_Problem description_
Pull out every line containing the string "lista".

--- Begin ---

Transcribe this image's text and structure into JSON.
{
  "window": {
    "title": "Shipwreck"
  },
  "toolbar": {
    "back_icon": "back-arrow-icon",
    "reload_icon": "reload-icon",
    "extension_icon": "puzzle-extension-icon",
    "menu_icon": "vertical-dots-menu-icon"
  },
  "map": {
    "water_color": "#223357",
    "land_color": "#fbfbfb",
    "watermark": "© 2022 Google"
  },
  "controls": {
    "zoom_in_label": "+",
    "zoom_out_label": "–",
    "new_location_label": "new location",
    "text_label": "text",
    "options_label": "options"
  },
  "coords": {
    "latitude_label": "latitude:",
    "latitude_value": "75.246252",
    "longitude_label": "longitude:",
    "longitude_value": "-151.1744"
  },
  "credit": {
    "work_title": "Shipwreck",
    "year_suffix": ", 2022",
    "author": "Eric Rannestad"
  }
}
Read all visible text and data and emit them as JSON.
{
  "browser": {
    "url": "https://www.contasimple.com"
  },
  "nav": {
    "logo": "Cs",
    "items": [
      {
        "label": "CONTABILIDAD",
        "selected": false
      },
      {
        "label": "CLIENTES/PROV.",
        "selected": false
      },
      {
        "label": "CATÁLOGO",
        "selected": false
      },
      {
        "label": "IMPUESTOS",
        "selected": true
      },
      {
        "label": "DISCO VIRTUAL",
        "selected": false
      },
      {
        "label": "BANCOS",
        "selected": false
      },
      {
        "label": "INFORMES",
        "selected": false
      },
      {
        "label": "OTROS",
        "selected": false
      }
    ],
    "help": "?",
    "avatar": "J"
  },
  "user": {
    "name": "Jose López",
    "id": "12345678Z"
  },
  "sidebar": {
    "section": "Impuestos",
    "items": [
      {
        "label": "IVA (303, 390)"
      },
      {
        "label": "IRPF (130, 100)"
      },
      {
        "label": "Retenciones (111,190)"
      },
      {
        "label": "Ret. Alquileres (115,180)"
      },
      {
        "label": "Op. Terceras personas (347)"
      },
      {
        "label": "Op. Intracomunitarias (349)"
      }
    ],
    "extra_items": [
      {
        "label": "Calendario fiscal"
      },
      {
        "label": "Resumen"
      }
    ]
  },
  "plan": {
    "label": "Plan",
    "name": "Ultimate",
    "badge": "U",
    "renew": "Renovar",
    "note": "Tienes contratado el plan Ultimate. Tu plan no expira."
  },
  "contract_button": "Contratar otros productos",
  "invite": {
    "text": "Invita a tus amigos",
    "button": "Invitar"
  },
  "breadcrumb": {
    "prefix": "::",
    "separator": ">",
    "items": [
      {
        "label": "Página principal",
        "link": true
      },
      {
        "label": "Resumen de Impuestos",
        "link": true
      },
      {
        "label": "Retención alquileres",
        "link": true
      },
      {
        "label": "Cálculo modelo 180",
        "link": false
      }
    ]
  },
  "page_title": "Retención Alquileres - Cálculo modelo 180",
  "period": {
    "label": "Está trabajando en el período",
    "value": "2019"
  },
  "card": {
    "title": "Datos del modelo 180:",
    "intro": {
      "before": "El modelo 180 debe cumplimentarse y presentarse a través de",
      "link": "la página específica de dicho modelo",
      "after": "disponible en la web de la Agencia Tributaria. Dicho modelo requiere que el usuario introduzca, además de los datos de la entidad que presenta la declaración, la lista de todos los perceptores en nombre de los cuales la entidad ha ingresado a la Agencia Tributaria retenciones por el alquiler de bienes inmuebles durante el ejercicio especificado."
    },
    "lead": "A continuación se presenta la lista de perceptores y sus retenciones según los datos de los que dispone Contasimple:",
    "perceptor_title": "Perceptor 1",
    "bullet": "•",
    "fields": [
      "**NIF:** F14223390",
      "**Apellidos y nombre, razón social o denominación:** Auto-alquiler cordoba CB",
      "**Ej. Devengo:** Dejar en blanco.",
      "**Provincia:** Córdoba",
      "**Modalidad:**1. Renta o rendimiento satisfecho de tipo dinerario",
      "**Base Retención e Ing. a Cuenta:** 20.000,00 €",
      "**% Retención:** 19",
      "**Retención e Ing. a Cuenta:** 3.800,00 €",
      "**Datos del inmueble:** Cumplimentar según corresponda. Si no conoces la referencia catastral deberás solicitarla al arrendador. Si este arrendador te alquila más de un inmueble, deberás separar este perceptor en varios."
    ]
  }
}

--- End ---

_Solved problem_
      "after": "disponible en la web de la Agencia Tributaria. Dicho modelo requiere que el usuario introduzca, además de los datos de la entidad que presenta la declaración, la lista de todos los perceptores en nombre de los cuales la entidad ha ingresado a la Agencia Tributaria retenciones por el alquiler de bienes inmuebles durante el ejercicio especificado."
    "lead": "A continuación se presenta la lista de perceptores y sus retenciones según los datos de los que dispone Contasimple:",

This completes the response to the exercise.